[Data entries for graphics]

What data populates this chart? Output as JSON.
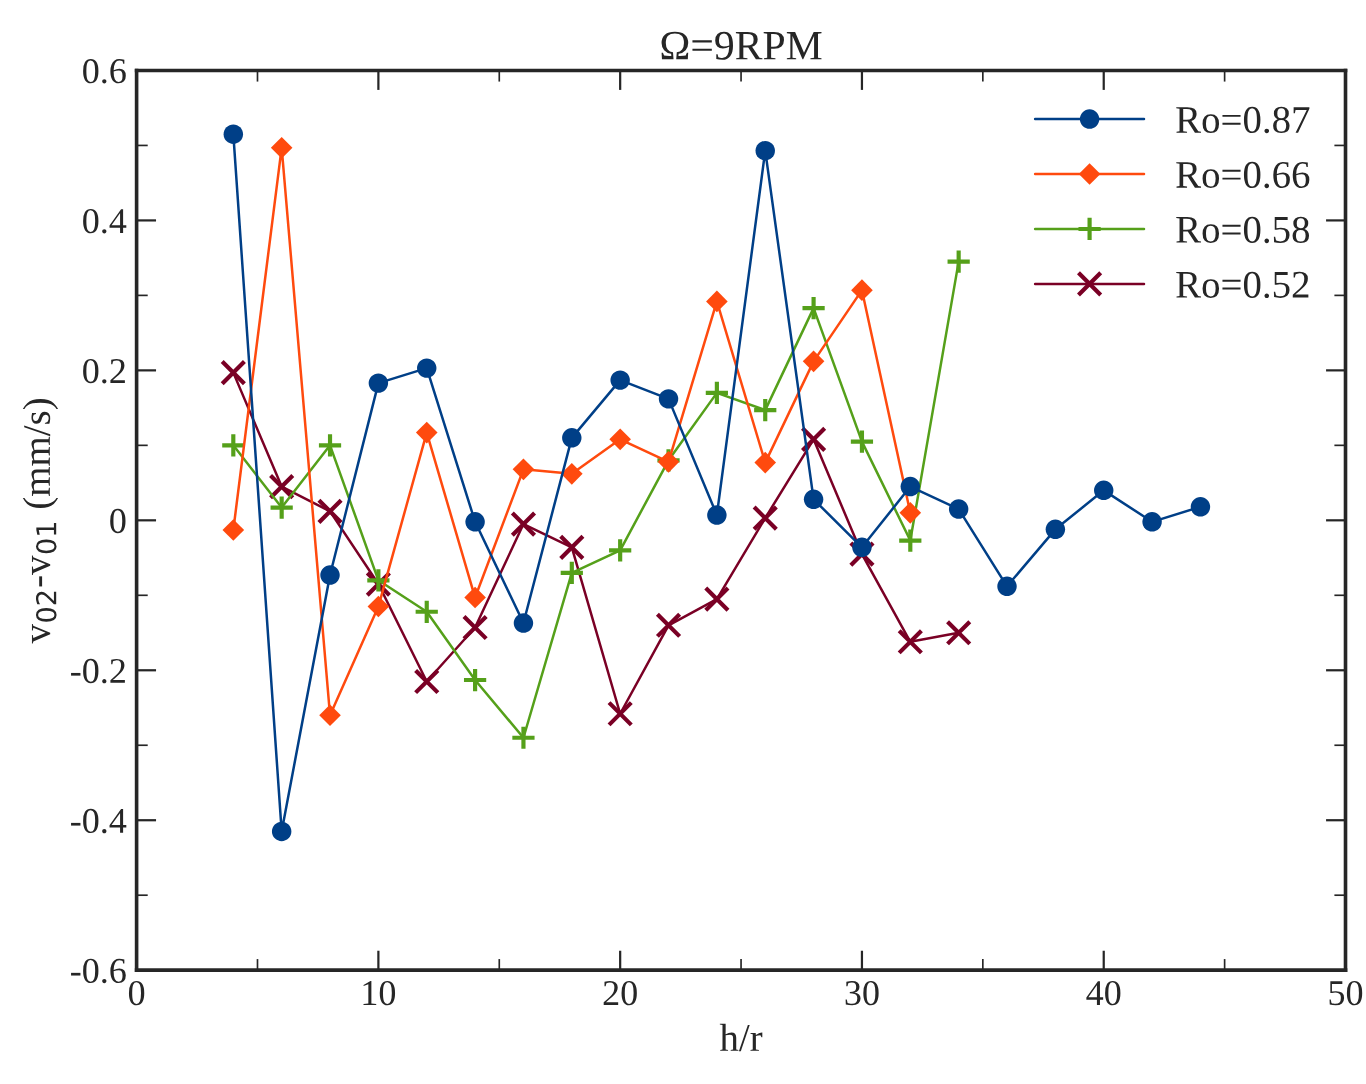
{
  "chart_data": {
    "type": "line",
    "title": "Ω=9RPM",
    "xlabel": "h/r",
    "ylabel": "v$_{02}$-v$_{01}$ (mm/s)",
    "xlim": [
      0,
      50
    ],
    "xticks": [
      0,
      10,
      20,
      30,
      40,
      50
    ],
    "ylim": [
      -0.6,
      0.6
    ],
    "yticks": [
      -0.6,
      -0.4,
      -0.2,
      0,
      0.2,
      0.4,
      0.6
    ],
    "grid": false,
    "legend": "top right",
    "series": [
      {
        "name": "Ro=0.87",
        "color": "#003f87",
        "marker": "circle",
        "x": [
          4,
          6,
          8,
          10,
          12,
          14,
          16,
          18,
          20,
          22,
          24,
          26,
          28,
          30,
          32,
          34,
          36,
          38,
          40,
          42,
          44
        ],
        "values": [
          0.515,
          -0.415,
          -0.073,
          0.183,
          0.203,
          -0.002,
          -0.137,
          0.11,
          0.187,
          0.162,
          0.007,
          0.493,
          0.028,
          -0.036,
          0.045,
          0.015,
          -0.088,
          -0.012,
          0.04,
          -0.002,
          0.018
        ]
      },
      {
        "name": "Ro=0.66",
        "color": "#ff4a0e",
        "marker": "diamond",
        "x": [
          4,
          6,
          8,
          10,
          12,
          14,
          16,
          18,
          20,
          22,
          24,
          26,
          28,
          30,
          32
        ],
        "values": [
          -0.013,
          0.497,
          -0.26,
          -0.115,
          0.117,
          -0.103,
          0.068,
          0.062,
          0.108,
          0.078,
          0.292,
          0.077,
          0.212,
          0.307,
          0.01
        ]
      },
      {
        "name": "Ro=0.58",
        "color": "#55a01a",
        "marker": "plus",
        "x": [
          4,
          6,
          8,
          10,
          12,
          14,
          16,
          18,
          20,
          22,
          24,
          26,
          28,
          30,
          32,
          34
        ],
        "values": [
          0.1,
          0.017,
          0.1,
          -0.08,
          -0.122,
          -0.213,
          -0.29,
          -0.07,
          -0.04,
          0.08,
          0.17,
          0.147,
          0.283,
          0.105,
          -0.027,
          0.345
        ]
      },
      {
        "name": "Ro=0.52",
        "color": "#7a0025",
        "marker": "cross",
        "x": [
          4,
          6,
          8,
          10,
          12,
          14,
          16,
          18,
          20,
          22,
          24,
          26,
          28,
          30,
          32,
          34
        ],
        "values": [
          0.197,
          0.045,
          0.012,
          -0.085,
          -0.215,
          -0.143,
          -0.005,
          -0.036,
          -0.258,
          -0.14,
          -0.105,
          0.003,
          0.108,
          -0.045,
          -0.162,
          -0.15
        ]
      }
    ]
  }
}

Given instruction
Looking at the data above, show all lines where the word "color" occurs.

Solution
        "color": "#003f87",
        "color": "#ff4a0e",
        "color": "#55a01a",
        "color": "#7a0025",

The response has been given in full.